§ TRECHO DO TEXTO
Se hoje as feiras são, em oposição aos hipermercados, uma forma mercantilista do terceiro mundo, no passado as feiras terão nascido da necessidade de promover a troca de produtos entre os homens e representavam o ponto de contacto entre o produtor e o con­sumidor. Era o ponto onde se concentrava a vida mercantil de uma época, em que a circulação das pessoas e das mercadorias era dificultada, pela falta de comunicações, pela pouca segurança das jornadas e pelo excesso de portagens e pesagens.

§ DADOS FORNECIDOS
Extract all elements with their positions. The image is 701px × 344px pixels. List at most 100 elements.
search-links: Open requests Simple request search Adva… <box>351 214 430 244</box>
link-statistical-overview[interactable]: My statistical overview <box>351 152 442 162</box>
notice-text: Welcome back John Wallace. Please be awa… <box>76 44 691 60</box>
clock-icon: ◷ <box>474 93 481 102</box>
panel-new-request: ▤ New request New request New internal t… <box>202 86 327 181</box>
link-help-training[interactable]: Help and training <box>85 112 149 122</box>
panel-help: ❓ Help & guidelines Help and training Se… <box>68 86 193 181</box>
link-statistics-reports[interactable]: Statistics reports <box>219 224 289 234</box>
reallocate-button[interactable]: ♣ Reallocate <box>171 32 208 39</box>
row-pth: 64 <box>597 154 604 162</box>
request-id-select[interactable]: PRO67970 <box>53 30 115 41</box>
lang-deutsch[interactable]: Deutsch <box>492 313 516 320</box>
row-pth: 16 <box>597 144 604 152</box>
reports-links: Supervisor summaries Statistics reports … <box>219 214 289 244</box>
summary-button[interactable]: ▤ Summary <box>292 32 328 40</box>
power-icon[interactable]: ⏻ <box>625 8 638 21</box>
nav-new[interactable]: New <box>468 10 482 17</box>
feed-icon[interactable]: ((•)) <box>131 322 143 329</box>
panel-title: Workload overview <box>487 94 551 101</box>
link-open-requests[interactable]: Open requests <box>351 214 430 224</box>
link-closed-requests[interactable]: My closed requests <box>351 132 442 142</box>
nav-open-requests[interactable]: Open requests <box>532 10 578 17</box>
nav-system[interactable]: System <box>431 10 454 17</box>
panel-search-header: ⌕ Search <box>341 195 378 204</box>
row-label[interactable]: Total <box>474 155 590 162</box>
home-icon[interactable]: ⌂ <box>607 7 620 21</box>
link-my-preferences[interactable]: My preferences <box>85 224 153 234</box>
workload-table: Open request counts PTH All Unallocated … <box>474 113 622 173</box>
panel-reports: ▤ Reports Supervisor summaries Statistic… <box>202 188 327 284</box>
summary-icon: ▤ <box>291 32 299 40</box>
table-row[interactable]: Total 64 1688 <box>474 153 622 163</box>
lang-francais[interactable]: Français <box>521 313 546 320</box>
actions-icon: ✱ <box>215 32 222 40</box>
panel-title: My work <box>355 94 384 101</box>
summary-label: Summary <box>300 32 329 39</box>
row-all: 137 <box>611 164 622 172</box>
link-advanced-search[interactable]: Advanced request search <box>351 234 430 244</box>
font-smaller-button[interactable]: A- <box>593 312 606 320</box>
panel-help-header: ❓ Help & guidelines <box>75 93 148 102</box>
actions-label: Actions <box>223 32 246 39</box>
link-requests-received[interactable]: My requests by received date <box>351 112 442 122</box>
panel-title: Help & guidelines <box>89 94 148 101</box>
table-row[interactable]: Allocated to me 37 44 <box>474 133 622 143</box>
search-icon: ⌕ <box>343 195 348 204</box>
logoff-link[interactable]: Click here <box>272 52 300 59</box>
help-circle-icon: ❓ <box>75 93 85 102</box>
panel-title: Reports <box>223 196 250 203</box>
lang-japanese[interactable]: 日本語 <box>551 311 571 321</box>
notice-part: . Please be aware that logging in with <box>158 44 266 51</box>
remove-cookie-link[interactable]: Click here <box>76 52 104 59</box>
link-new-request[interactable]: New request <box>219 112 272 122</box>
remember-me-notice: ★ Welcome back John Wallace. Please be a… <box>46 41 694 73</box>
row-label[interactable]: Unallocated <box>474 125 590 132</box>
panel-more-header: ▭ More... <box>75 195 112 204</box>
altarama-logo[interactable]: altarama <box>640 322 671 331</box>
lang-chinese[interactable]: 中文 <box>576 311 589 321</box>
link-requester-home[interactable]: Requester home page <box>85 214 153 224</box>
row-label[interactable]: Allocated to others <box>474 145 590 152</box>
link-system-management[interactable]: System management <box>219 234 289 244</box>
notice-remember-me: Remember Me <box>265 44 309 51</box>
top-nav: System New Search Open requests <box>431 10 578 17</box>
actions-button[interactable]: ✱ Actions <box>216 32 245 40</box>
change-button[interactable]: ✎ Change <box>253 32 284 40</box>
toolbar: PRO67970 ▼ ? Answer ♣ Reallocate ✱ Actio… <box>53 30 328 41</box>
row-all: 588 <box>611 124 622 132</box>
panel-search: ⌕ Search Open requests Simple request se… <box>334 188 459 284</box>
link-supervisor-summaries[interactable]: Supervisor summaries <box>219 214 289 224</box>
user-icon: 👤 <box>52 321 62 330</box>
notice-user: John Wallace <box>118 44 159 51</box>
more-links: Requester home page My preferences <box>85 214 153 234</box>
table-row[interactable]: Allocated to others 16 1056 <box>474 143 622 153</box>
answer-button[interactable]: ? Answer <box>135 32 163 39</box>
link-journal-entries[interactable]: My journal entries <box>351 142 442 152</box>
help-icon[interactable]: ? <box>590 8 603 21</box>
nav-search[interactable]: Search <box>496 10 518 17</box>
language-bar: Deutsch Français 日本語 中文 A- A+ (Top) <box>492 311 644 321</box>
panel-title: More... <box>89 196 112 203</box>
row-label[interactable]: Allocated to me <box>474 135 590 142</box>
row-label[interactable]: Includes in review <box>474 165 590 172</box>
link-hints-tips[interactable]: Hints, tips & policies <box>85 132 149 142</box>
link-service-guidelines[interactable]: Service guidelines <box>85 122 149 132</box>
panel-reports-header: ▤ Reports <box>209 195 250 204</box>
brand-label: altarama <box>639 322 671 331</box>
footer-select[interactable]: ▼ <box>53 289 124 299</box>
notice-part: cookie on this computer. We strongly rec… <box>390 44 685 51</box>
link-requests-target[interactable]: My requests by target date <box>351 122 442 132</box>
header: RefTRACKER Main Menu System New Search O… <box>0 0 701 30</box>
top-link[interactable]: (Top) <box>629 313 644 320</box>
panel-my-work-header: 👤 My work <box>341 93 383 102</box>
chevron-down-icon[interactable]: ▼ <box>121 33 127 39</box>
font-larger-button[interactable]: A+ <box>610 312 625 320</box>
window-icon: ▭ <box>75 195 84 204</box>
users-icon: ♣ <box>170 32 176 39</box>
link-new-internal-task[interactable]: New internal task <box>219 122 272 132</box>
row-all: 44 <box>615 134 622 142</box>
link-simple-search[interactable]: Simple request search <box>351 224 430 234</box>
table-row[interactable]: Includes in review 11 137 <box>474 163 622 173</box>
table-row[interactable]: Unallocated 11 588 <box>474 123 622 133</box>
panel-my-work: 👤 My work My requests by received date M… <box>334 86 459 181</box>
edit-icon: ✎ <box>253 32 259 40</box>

---

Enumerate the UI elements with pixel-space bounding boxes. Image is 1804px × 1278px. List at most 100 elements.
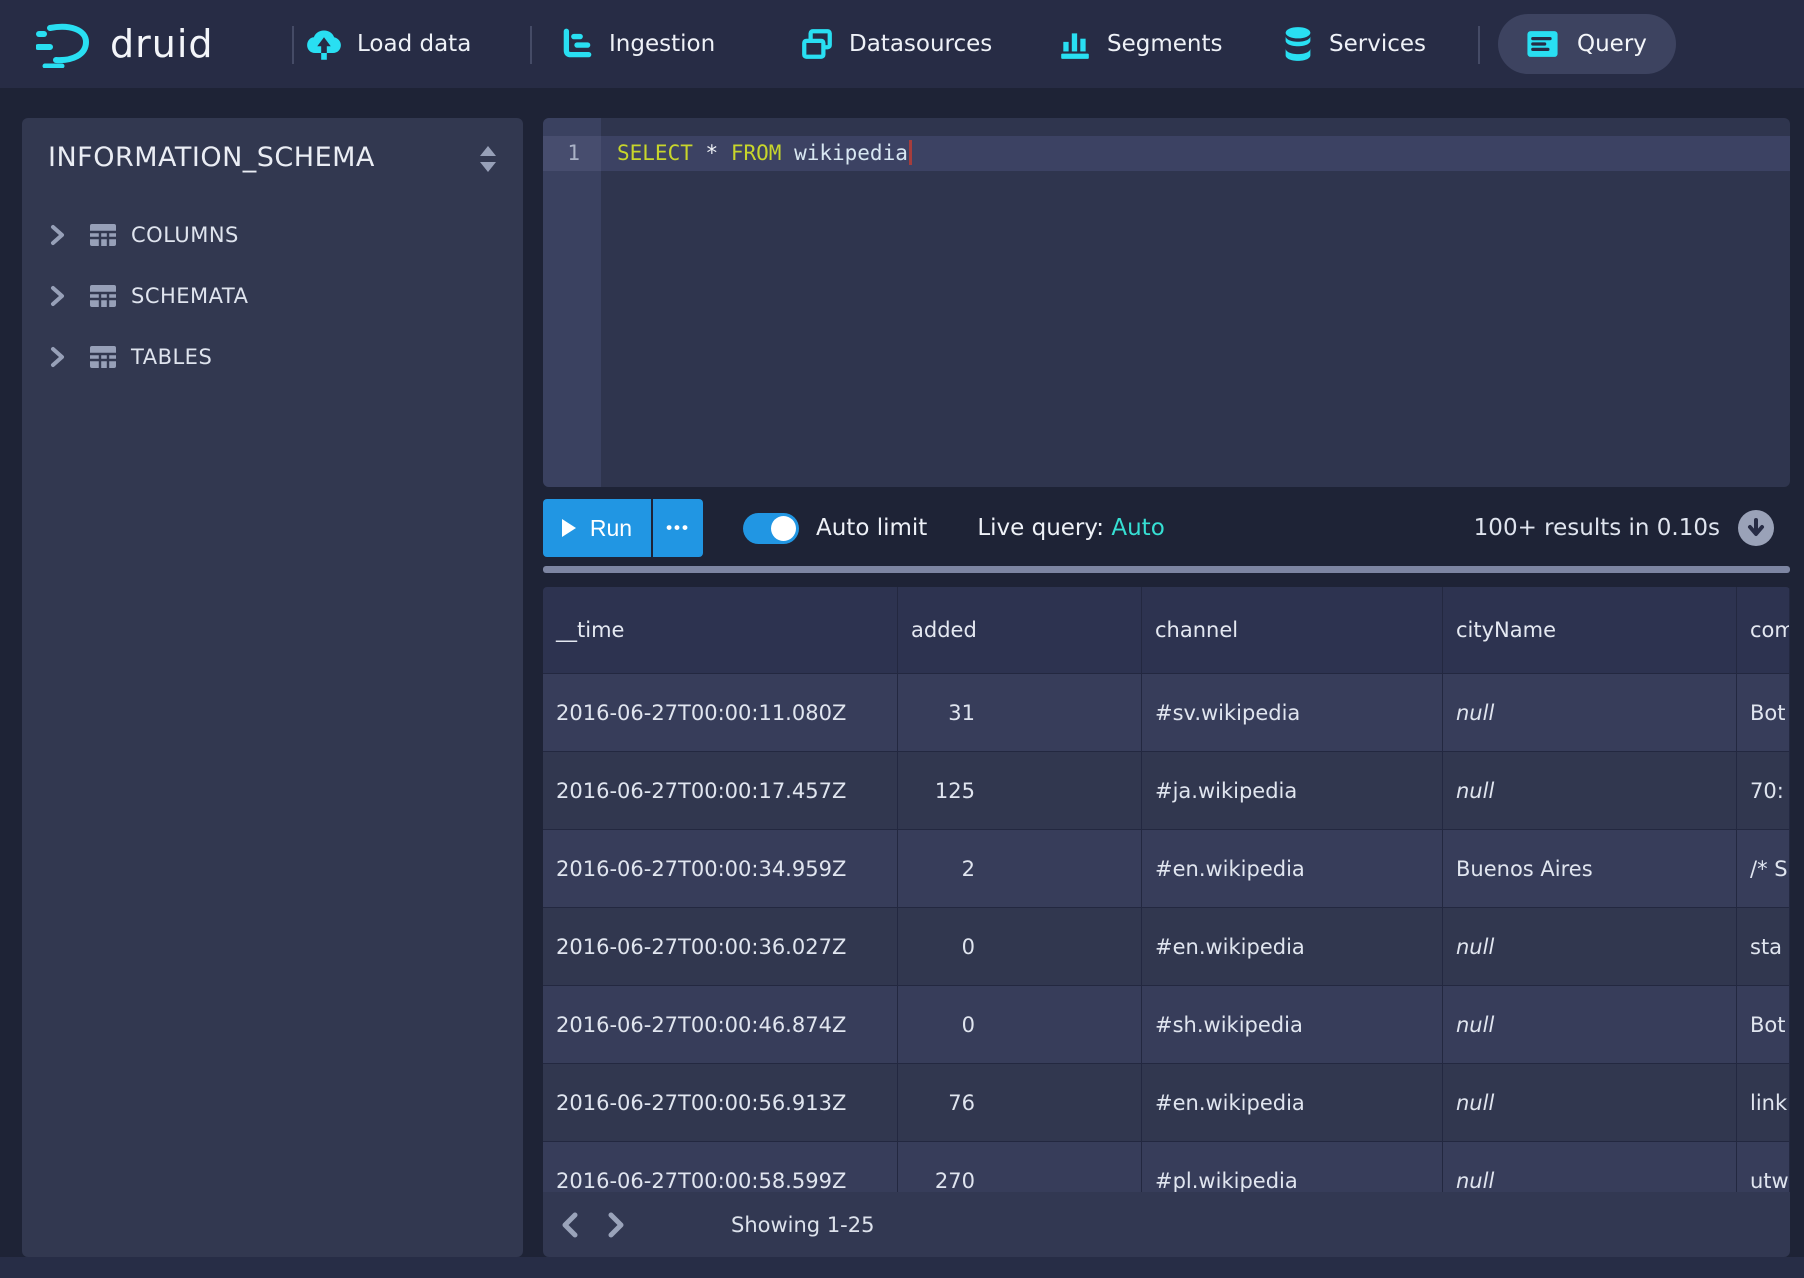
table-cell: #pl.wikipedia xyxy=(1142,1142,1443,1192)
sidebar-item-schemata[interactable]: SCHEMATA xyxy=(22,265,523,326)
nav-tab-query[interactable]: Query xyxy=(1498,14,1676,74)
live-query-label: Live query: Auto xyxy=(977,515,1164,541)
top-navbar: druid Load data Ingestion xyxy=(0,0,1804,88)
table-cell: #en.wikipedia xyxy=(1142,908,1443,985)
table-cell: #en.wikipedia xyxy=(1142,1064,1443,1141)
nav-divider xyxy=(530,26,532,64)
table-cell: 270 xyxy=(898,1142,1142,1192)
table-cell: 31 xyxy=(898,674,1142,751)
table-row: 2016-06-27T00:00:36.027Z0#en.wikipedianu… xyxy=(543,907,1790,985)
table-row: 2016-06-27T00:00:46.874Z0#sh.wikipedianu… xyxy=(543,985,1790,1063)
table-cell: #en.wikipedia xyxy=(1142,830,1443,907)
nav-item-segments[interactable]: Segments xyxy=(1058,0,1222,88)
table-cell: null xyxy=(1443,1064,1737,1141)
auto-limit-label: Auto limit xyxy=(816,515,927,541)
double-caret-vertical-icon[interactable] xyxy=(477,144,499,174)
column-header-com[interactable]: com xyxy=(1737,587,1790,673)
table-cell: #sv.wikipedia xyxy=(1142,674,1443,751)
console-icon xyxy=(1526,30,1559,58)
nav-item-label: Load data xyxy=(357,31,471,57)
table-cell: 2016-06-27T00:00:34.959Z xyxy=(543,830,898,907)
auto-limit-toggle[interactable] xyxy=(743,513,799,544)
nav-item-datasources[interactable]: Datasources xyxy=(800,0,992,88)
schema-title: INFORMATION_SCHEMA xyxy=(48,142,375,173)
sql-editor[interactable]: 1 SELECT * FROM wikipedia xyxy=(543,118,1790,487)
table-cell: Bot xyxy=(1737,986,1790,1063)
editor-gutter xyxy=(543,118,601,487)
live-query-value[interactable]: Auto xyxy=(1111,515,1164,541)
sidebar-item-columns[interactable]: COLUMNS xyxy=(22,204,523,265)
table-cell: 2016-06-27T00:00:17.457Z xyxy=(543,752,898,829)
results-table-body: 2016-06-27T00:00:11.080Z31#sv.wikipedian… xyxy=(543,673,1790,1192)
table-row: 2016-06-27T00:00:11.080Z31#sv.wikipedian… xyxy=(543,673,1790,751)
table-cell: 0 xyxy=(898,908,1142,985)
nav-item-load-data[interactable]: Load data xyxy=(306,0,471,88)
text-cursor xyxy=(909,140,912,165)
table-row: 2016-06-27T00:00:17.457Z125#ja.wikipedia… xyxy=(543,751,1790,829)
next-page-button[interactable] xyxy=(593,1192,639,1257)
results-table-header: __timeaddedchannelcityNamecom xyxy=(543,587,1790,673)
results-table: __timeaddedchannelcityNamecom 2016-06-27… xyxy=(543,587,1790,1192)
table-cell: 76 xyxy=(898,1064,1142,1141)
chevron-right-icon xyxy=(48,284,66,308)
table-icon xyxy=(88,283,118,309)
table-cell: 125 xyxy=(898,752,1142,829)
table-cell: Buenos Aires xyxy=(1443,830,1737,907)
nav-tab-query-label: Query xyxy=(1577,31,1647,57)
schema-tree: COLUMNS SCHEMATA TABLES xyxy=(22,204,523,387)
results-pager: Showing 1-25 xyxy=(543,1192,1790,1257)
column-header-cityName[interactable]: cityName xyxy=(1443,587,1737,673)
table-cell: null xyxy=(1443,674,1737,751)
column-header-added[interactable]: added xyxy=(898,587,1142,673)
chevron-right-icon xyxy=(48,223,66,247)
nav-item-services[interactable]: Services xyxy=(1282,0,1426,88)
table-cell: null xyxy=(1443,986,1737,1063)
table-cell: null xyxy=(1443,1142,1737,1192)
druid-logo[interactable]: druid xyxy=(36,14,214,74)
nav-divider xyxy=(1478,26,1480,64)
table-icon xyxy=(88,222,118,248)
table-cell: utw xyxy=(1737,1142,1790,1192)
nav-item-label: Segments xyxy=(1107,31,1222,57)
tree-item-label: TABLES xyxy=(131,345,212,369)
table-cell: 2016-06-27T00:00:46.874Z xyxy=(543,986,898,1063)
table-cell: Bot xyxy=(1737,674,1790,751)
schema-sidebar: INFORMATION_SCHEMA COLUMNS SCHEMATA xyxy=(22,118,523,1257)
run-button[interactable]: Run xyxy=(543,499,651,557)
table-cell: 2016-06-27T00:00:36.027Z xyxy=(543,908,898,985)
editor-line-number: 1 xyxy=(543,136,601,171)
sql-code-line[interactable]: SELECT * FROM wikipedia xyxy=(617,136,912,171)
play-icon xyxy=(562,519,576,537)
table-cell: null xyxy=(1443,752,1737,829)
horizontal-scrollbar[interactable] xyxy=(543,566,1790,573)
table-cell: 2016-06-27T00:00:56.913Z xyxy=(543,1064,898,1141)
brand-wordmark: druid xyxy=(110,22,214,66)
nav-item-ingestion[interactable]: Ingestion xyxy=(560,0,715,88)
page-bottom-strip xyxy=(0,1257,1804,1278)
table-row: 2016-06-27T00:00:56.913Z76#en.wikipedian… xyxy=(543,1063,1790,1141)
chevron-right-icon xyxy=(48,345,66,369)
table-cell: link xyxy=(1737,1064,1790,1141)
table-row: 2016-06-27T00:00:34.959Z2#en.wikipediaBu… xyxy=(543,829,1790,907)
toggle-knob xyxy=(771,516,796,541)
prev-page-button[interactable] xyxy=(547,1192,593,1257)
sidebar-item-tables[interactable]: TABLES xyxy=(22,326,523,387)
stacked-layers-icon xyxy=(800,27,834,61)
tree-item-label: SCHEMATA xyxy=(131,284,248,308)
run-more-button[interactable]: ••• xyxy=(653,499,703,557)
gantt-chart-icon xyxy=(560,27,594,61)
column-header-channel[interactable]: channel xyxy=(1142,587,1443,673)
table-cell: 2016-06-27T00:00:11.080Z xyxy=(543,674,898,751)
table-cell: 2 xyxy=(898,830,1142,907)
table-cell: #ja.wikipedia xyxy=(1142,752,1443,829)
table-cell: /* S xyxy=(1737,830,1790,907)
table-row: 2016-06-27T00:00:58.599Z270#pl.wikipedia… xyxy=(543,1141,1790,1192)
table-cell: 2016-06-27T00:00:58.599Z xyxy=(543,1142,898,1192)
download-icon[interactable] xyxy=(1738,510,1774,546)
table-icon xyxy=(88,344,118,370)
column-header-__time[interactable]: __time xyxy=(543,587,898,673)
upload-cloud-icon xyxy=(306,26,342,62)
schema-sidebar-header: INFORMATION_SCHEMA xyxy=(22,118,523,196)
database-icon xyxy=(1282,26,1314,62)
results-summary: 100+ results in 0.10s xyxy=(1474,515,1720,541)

§ PROBLEMA 1
Reproduza literalmente a passagem do texto sobre as feiras que começa em "Se hoje as feiras" e segue até "portagens e pesagens.".
§ PROBLEMA 2
Conte as linhas dos registros que contêm a palavra "internal", distinguindo maiúsculas de minúsculas, e indique apenas o número.

§ RESPOSTA 1
Se hoje as feiras são, em oposição aos hipermercados, uma forma mercantilista do terceiro mundo, no passado as feiras terão nascido da necessidade de promover a troca de produtos entre os homens e representavam o ponto de contacto entre o produtor e o con­sumidor. Era o ponto onde se concentrava a vida mercantil de uma época, em que a circulação das pessoas e das mercadorias era dificultada, pela falta de comunicações, pela pouca segurança das jornadas e pelo excesso de portagens e pesagens.

§ RESPOSTA 2
2